All the data should come back exactly as it was given.

─── Data shown ───

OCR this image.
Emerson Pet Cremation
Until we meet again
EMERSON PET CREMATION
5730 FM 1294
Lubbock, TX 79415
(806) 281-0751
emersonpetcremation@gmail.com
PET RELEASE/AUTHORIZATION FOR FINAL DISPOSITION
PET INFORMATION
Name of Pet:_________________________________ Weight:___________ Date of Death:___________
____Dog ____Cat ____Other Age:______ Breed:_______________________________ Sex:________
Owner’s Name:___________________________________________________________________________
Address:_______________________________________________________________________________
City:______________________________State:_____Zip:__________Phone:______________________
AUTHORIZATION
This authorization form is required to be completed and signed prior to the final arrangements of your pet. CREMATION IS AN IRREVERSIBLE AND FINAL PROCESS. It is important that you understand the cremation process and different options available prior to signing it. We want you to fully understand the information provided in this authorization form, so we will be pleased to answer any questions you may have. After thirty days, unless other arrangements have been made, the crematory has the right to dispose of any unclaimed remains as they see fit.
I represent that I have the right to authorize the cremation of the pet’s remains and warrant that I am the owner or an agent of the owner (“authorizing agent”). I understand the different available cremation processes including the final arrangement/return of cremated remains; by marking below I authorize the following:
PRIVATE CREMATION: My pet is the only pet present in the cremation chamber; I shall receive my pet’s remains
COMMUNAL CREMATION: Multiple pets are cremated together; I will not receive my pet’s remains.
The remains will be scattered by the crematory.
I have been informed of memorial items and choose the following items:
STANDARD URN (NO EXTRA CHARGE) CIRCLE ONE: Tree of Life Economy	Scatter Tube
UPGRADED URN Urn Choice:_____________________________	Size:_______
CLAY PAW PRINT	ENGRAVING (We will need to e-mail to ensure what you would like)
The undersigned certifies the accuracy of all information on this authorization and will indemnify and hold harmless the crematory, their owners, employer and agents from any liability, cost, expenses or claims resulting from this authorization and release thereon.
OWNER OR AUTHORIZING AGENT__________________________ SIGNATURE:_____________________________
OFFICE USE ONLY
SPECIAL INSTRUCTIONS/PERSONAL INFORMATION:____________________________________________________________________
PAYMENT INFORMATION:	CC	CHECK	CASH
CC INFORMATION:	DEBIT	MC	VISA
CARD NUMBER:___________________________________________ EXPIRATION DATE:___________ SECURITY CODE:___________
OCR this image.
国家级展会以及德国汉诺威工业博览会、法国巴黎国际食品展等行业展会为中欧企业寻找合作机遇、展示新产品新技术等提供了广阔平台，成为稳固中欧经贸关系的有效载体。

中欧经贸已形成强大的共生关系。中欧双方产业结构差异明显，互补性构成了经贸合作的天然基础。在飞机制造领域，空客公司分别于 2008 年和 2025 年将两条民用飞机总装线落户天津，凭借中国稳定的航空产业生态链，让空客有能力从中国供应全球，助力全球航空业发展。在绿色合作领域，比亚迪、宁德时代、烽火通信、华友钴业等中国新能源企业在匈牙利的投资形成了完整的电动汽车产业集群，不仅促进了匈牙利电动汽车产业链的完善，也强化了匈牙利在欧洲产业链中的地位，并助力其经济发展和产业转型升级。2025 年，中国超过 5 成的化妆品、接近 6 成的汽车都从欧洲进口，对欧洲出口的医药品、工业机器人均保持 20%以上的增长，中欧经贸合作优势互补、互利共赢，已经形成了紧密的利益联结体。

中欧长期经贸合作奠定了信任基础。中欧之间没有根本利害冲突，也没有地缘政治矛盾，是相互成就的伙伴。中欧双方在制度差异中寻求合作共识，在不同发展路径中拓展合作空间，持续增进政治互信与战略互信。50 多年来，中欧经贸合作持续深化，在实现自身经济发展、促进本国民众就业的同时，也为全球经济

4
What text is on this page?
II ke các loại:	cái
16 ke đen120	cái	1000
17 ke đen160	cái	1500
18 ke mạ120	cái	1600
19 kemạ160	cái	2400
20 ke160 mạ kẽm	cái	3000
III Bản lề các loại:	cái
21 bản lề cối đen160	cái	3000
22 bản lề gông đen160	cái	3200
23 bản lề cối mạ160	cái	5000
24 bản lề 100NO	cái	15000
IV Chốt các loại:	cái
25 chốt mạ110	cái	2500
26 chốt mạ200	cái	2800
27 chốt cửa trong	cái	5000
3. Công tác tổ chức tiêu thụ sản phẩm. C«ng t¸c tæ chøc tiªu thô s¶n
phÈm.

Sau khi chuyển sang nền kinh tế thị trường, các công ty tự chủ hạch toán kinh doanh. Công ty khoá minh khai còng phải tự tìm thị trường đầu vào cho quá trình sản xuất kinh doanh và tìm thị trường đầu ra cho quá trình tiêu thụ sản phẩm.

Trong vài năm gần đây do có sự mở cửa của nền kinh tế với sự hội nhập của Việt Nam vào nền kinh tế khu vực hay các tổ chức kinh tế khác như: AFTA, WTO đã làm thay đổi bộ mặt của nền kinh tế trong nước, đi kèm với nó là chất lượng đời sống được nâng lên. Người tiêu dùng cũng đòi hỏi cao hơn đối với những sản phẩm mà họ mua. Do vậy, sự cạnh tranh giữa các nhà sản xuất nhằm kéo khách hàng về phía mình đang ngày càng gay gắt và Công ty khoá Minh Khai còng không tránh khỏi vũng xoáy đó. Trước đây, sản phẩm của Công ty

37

───

__Result__
OCR this image.
Emerson Pet Cremation
Until we meet again
EMERSON PET CREMATION
5730 FM 1294
Lubbock, TX 79415
(806) 281-0751
emersonpetcremation@gmail.com
PET RELEASE/AUTHORIZATION FOR FINAL DISPOSITION
PET INFORMATION
Name of Pet:_________________________________ Weight:___________ Date of Death:___________
____Dog ____Cat ____Other Age:______ Breed:_______________________________ Sex:________
Owner’s Name:___________________________________________________________________________
Address:_______________________________________________________________________________
City:______________________________State:_____Zip:__________Phone:______________________
AUTHORIZATION
This authorization form is required to be completed and signed prior to the final arrangements of your pet. CREMATION IS AN IRREVERSIBLE AND FINAL PROCESS. It is important that you understand the cremation process and different options available prior to signing it. We want you to fully understand the information provided in this authorization form, so we will be pleased to answer any questions you may have. After thirty days, unless other arrangements have been made, the crematory has the right to dispose of any unclaimed remains as they see fit.
I represent that I have the right to authorize the cremation of the pet’s remains and warrant that I am the owner or an agent of the owner (“authorizing agent”). I understand the different available cremation processes including the final arrangement/return of cremated remains; by marking below I authorize the following:
PRIVATE CREMATION: My pet is the only pet present in the cremation chamber; I shall receive my pet’s remains
COMMUNAL CREMATION: Multiple pets are cremated together; I will not receive my pet’s remains.
The remains will be scattered by the crematory.
I have been informed of memorial items and choose the following items:
STANDARD URN (NO EXTRA CHARGE) CIRCLE ONE: Tree of Life Economy	Scatter Tube
UPGRADED URN Urn Choice:_____________________________	Size:_______
CLAY PAW PRINT	ENGRAVING (We will need to e-mail to ensure what you would like)
The undersigned certifies the accuracy of all information on this authorization and will indemnify and hold harmless the crematory, their owners, employer and agents from any liability, cost, expenses or claims resulting from this authorization and release thereon.
OWNER OR AUTHORIZING AGENT__________________________ SIGNATURE:_____________________________
OFFICE USE ONLY
SPECIAL INSTRUCTIONS/PERSONAL INFORMATION:____________________________________________________________________
PAYMENT INFORMATION:	CC	CHECK	CASH
CC INFORMATION:	DEBIT	MC	VISA
CARD NUMBER:___________________________________________ EXPIRATION DATE:___________ SECURITY CODE:___________
OCR this image.
国家级展会以及德国汉诺威工业博览会、法国巴黎国际食品展等行业展会为中欧企业寻找合作机遇、展示新产品新技术等提供了广阔平台，成为稳固中欧经贸关系的有效载体。

中欧经贸已形成强大的共生关系。中欧双方产业结构差异明显，互补性构成了经贸合作的天然基础。在飞机制造领域，空客公司分别于 2008 年和 2025 年将两条民用飞机总装线落户天津，凭借中国稳定的航空产业生态链，让空客有能力从中国供应全球，助力全球航空业发展。在绿色合作领域，比亚迪、宁德时代、烽火通信、华友钴业等中国新能源企业在匈牙利的投资形成了完整的电动汽车产业集群，不仅促进了匈牙利电动汽车产业链的完善，也强化了匈牙利在欧洲产业链中的地位，并助力其经济发展和产业转型升级。2025 年，中国超过 5 成的化妆品、接近 6 成的汽车都从欧洲进口，对欧洲出口的医药品、工业机器人均保持 20%以上的增长，中欧经贸合作优势互补、互利共赢，已经形成了紧密的利益联结体。

中欧长期经贸合作奠定了信任基础。中欧之间没有根本利害冲突，也没有地缘政治矛盾，是相互成就的伙伴。中欧双方在制度差异中寻求合作共识，在不同发展路径中拓展合作空间，持续增进政治互信与战略互信。50 多年来，中欧经贸合作持续深化，在实现自身经济发展、促进本国民众就业的同时，也为全球经济

4
What text is on this page?
II ke các loại:	cái
16 ke đen120	cái	1000
17 ke đen160	cái	1500
18 ke mạ120	cái	1600
19 kemạ160	cái	2400
20 ke160 mạ kẽm	cái	3000
III Bản lề các loại:	cái
21 bản lề cối đen160	cái	3000
22 bản lề gông đen160	cái	3200
23 bản lề cối mạ160	cái	5000
24 bản lề 100NO	cái	15000
IV Chốt các loại:	cái
25 chốt mạ110	cái	2500
26 chốt mạ200	cái	2800
27 chốt cửa trong	cái	5000
3. Công tác tổ chức tiêu thụ sản phẩm. C«ng t¸c tæ chøc tiªu thô s¶n
phÈm.

Sau khi chuyển sang nền kinh tế thị trường, các công ty tự chủ hạch toán kinh doanh. Công ty khoá minh khai còng phải tự tìm thị trường đầu vào cho quá trình sản xuất kinh doanh và tìm thị trường đầu ra cho quá trình tiêu thụ sản phẩm.

Trong vài năm gần đây do có sự mở cửa của nền kinh tế với sự hội nhập của Việt Nam vào nền kinh tế khu vực hay các tổ chức kinh tế khác như: AFTA, WTO đã làm thay đổi bộ mặt của nền kinh tế trong nước, đi kèm với nó là chất lượng đời sống được nâng lên. Người tiêu dùng cũng đòi hỏi cao hơn đối với những sản phẩm mà họ mua. Do vậy, sự cạnh tranh giữa các nhà sản xuất nhằm kéo khách hàng về phía mình đang ngày càng gay gắt và Công ty khoá Minh Khai còng không tránh khỏi vũng xoáy đó. Trước đây, sản phẩm của Công ty

37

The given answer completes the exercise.